All entries are to be given again verbatim.

# START OF DATA PROVIDED

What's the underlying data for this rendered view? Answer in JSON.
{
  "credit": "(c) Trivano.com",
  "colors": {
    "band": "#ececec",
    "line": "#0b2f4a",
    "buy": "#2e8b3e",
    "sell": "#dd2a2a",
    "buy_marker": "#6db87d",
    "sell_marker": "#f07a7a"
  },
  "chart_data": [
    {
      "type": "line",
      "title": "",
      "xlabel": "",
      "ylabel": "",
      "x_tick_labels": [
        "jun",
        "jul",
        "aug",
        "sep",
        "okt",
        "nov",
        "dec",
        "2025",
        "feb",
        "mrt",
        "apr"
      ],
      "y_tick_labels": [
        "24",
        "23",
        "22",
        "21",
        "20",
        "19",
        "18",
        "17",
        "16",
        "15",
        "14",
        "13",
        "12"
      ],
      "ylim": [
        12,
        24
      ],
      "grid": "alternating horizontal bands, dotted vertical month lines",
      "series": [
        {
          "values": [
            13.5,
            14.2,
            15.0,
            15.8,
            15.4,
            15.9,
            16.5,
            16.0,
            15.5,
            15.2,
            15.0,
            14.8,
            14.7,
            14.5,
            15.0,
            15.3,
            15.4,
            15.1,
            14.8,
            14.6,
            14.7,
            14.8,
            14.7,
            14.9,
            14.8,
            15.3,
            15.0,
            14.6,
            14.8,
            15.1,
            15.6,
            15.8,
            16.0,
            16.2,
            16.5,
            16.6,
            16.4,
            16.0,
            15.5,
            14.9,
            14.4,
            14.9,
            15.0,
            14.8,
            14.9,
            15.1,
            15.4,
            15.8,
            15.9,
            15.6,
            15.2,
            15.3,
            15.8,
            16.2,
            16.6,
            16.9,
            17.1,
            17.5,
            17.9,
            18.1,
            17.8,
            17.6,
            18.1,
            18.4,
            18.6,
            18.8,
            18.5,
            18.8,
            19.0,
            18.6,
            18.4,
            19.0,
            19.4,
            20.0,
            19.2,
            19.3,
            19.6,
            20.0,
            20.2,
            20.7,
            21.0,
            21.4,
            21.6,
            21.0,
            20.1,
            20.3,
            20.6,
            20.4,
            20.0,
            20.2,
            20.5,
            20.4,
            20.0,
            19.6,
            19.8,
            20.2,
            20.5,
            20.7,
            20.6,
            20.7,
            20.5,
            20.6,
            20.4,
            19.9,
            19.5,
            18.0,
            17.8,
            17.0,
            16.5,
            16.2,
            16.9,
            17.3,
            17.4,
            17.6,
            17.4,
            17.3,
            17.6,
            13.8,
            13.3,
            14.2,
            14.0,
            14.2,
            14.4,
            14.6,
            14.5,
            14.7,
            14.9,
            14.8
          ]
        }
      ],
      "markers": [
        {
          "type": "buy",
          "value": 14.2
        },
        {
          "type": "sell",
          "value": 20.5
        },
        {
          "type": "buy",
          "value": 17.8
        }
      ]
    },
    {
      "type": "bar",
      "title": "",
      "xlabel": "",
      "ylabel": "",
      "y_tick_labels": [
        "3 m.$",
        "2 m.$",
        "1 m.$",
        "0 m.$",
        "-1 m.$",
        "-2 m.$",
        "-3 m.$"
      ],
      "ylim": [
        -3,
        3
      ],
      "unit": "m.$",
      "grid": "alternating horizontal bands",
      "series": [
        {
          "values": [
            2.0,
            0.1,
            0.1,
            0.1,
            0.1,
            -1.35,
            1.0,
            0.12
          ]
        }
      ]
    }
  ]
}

# END OF DATA PROVIDED

__RESPONSE TO THIS TASK__:
What's the underlying data for this rendered view? Answer in JSON.
{
  "credit": "(c) Trivano.com",
  "colors": {
    "band": "#ececec",
    "line": "#0b2f4a",
    "buy": "#2e8b3e",
    "sell": "#dd2a2a",
    "buy_marker": "#6db87d",
    "sell_marker": "#f07a7a"
  },
  "chart_data": [
    {
      "type": "line",
      "title": "",
      "xlabel": "",
      "ylabel": "",
      "x_tick_labels": [
        "jun",
        "jul",
        "aug",
        "sep",
        "okt",
        "nov",
        "dec",
        "2025",
        "feb",
        "mrt",
        "apr"
      ],
      "y_tick_labels": [
        "24",
        "23",
        "22",
        "21",
        "20",
        "19",
        "18",
        "17",
        "16",
        "15",
        "14",
        "13",
        "12"
      ],
      "ylim": [
        12,
        24
      ],
      "grid": "alternating horizontal bands, dotted vertical month lines",
      "series": [
        {
          "values": [
            13.5,
            14.2,
            15.0,
            15.8,
            15.4,
            15.9,
            16.5,
            16.0,
            15.5,
            15.2,
            15.0,
            14.8,
            14.7,
            14.5,
            15.0,
            15.3,
            15.4,
            15.1,
            14.8,
            14.6,
            14.7,
            14.8,
            14.7,
            14.9,
            14.8,
            15.3,
            15.0,
            14.6,
            14.8,
            15.1,
            15.6,
            15.8,
            16.0,
            16.2,
            16.5,
            16.6,
            16.4,
            16.0,
            15.5,
            14.9,
            14.4,
            14.9,
            15.0,
            14.8,
            14.9,
            15.1,
            15.4,
            15.8,
            15.9,
            15.6,
            15.2,
            15.3,
            15.8,
            16.2,
            16.6,
            16.9,
            17.1,
            17.5,
            17.9,
            18.1,
            17.8,
            17.6,
            18.1,
            18.4,
            18.6,
            18.8,
            18.5,
            18.8,
            19.0,
            18.6,
            18.4,
            19.0,
            19.4,
            20.0,
            19.2,
            19.3,
            19.6,
            20.0,
            20.2,
            20.7,
            21.0,
            21.4,
            21.6,
            21.0,
            20.1,
            20.3,
            20.6,
            20.4,
            20.0,
            20.2,
            20.5,
            20.4,
            20.0,
            19.6,
            19.8,
            20.2,
            20.5,
            20.7,
            20.6,
            20.7,
            20.5,
            20.6,
            20.4,
            19.9,
            19.5,
            18.0,
            17.8,
            17.0,
            16.5,
            16.2,
            16.9,
            17.3,
            17.4,
            17.6,
            17.4,
            17.3,
            17.6,
            13.8,
            13.3,
            14.2,
            14.0,
            14.2,
            14.4,
            14.6,
            14.5,
            14.7,
            14.9,
            14.8
          ]
        }
      ],
      "markers": [
        {
          "type": "buy",
          "value": 14.2
        },
        {
          "type": "sell",
          "value": 20.5
        },
        {
          "type": "buy",
          "value": 17.8
        }
      ]
    },
    {
      "type": "bar",
      "title": "",
      "xlabel": "",
      "ylabel": "",
      "y_tick_labels": [
        "3 m.$",
        "2 m.$",
        "1 m.$",
        "0 m.$",
        "-1 m.$",
        "-2 m.$",
        "-3 m.$"
      ],
      "ylim": [
        -3,
        3
      ],
      "unit": "m.$",
      "grid": "alternating horizontal bands",
      "series": [
        {
          "values": [
            2.0,
            0.1,
            0.1,
            0.1,
            0.1,
            -1.35,
            1.0,
            0.12
          ]
        }
      ]
    }
  ]
}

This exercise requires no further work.